▸ **Some records**
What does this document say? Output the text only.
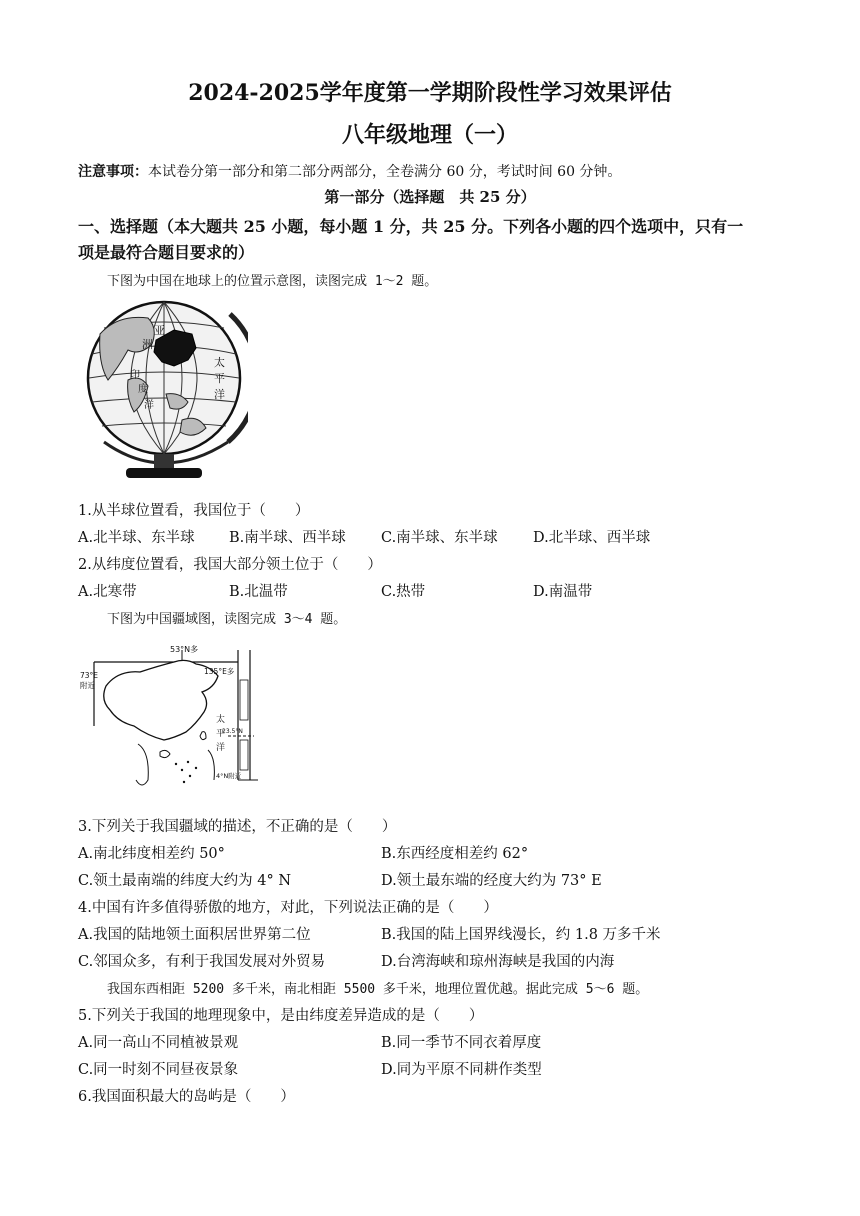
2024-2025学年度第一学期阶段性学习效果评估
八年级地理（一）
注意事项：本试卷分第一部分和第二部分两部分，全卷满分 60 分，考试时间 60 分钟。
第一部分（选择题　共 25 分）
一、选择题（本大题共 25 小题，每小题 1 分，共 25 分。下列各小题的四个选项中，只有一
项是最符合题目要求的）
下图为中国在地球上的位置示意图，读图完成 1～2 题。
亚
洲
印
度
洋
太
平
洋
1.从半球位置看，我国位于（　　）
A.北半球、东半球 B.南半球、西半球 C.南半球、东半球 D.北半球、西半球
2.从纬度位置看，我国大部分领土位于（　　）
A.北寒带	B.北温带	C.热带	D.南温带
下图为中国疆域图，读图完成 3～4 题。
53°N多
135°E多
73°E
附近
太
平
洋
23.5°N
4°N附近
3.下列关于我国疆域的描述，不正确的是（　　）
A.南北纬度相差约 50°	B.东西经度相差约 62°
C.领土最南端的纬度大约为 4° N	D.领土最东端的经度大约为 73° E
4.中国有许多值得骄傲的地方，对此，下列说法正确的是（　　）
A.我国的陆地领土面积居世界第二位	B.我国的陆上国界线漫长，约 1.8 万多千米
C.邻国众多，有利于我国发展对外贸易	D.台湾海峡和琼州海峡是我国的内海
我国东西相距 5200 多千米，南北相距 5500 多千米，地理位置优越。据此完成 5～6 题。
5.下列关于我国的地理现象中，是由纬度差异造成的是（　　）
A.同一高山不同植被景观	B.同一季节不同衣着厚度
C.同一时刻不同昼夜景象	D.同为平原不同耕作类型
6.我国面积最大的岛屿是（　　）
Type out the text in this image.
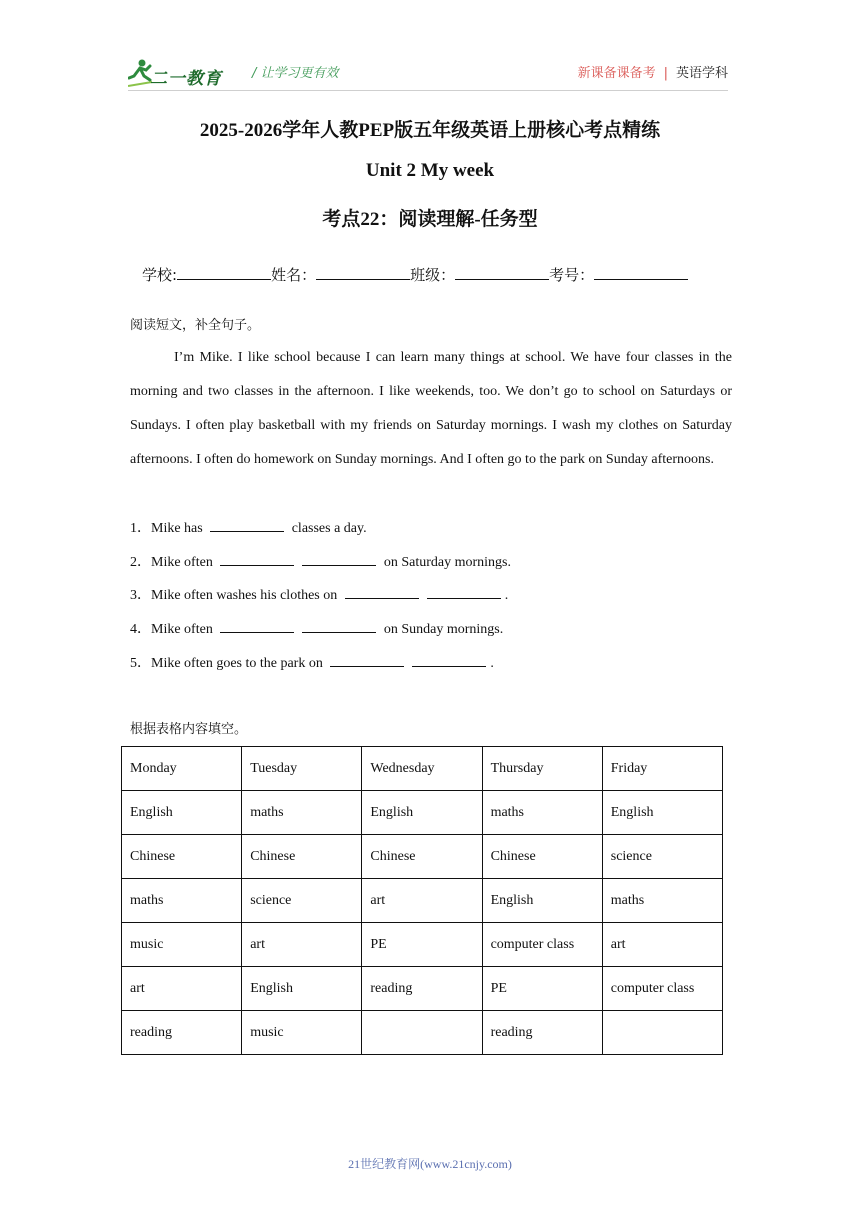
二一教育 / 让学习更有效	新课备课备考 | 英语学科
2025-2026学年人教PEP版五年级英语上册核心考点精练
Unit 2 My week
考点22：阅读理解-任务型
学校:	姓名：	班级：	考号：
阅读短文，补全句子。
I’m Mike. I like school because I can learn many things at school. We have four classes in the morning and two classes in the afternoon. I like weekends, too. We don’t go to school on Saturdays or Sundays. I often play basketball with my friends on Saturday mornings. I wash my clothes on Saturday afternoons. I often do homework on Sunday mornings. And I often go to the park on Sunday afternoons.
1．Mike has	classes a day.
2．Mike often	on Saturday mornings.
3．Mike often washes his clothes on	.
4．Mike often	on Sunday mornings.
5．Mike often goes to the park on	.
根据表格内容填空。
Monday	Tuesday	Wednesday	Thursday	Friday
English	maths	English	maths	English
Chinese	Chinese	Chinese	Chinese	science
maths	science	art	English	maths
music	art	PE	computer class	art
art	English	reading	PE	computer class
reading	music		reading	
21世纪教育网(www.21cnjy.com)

▸ **PROBLEM DETAILS**
Omit every image. Quote each record exactly.

▸ **OUTPUT OF THE EXERCISE**
What does this document say? Output the text only.
2024-2025学年度第一学期阶段性学习效果评估
八年级地理（一）
注意事项：本试卷分第一部分和第二部分两部分，全卷满分 60 分，考试时间 60 分钟。
第一部分（选择题　共 25 分）
一、选择题（本大题共 25 小题，每小题 1 分，共 25 分。下列各小题的四个选项中，只有一
项是最符合题目要求的）
下图为中国在地球上的位置示意图，读图完成 1～2 题。
亚
洲
印
度
洋
太
平
洋
1.从半球位置看，我国位于（　　）
A.北半球、东半球 B.南半球、西半球 C.南半球、东半球 D.北半球、西半球
2.从纬度位置看，我国大部分领土位于（　　）
A.北寒带	B.北温带	C.热带	D.南温带
下图为中国疆域图，读图完成 3～4 题。
53°N多
135°E多
73°E
附近
太
平
洋
23.5°N
4°N附近
3.下列关于我国疆域的描述，不正确的是（　　）
A.南北纬度相差约 50°	B.东西经度相差约 62°
C.领土最南端的纬度大约为 4° N	D.领土最东端的经度大约为 73° E
4.中国有许多值得骄傲的地方，对此，下列说法正确的是（　　）
A.我国的陆地领土面积居世界第二位	B.我国的陆上国界线漫长，约 1.8 万多千米
C.邻国众多，有利于我国发展对外贸易	D.台湾海峡和琼州海峡是我国的内海
我国东西相距 5200 多千米，南北相距 5500 多千米，地理位置优越。据此完成 5～6 题。
5.下列关于我国的地理现象中，是由纬度差异造成的是（　　）
A.同一高山不同植被景观	B.同一季节不同衣着厚度
C.同一时刻不同昼夜景象	D.同为平原不同耕作类型
6.我国面积最大的岛屿是（　　）
Type out the text in this image.
二一教育 / 让学习更有效	新课备课备考 | 英语学科
2025-2026学年人教PEP版五年级英语上册核心考点精练
Unit 2 My week
考点22：阅读理解-任务型
学校:	姓名：	班级：	考号：
阅读短文，补全句子。
I’m Mike. I like school because I can learn many things at school. We have four classes in the morning and two classes in the afternoon. I like weekends, too. We don’t go to school on Saturdays or Sundays. I often play basketball with my friends on Saturday mornings. I wash my clothes on Saturday afternoons. I often do homework on Sunday mornings. And I often go to the park on Sunday afternoons.
1．Mike has	classes a day.
2．Mike often	on Saturday mornings.
3．Mike often washes his clothes on	.
4．Mike often	on Sunday mornings.
5．Mike often goes to the park on	.
根据表格内容填空。
Monday	Tuesday	Wednesday	Thursday	Friday
English	maths	English	maths	English
Chinese	Chinese	Chinese	Chinese	science
maths	science	art	English	maths
music	art	PE	computer class	art
art	English	reading	PE	computer class
reading	music		reading	
21世纪教育网(www.21cnjy.com)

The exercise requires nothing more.